[TASK INSTRUCTIONS] Copy the data below exactly.

[PROVIDED RECORDS]
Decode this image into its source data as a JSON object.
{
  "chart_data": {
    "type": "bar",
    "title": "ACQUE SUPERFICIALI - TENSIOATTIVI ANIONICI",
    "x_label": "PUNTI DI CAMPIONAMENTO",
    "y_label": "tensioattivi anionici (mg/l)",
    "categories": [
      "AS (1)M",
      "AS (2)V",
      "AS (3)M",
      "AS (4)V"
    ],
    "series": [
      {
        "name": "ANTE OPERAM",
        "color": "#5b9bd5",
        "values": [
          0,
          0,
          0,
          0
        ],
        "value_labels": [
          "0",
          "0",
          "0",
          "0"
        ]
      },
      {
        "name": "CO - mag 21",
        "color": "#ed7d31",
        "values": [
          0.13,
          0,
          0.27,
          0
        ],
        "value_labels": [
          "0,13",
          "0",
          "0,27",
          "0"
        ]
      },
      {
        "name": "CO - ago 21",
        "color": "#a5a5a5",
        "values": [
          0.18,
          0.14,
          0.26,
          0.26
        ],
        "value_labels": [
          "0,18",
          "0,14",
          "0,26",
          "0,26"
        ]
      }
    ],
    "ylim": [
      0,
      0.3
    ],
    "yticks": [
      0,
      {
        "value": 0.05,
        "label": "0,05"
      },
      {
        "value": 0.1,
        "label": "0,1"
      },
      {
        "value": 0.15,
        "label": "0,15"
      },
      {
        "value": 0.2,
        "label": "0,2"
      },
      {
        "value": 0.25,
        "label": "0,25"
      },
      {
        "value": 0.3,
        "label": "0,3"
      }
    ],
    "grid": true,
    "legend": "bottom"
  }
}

[EXPECTED ANSWER]
Decode this image into its source data as a JSON object.
{
  "chart_data": {
    "type": "bar",
    "title": "ACQUE SUPERFICIALI - TENSIOATTIVI ANIONICI",
    "x_label": "PUNTI DI CAMPIONAMENTO",
    "y_label": "tensioattivi anionici (mg/l)",
    "categories": [
      "AS (1)M",
      "AS (2)V",
      "AS (3)M",
      "AS (4)V"
    ],
    "series": [
      {
        "name": "ANTE OPERAM",
        "color": "#5b9bd5",
        "values": [
          0,
          0,
          0,
          0
        ],
        "value_labels": [
          "0",
          "0",
          "0",
          "0"
        ]
      },
      {
        "name": "CO - mag 21",
        "color": "#ed7d31",
        "values": [
          0.13,
          0,
          0.27,
          0
        ],
        "value_labels": [
          "0,13",
          "0",
          "0,27",
          "0"
        ]
      },
      {
        "name": "CO - ago 21",
        "color": "#a5a5a5",
        "values": [
          0.18,
          0.14,
          0.26,
          0.26
        ],
        "value_labels": [
          "0,18",
          "0,14",
          "0,26",
          "0,26"
        ]
      }
    ],
    "ylim": [
      0,
      0.3
    ],
    "yticks": [
      0,
      {
        "value": 0.05,
        "label": "0,05"
      },
      {
        "value": 0.1,
        "label": "0,1"
      },
      {
        "value": 0.15,
        "label": "0,15"
      },
      {
        "value": 0.2,
        "label": "0,2"
      },
      {
        "value": 0.25,
        "label": "0,25"
      },
      {
        "value": 0.3,
        "label": "0,3"
      }
    ],
    "grid": true,
    "legend": "bottom"
  }
}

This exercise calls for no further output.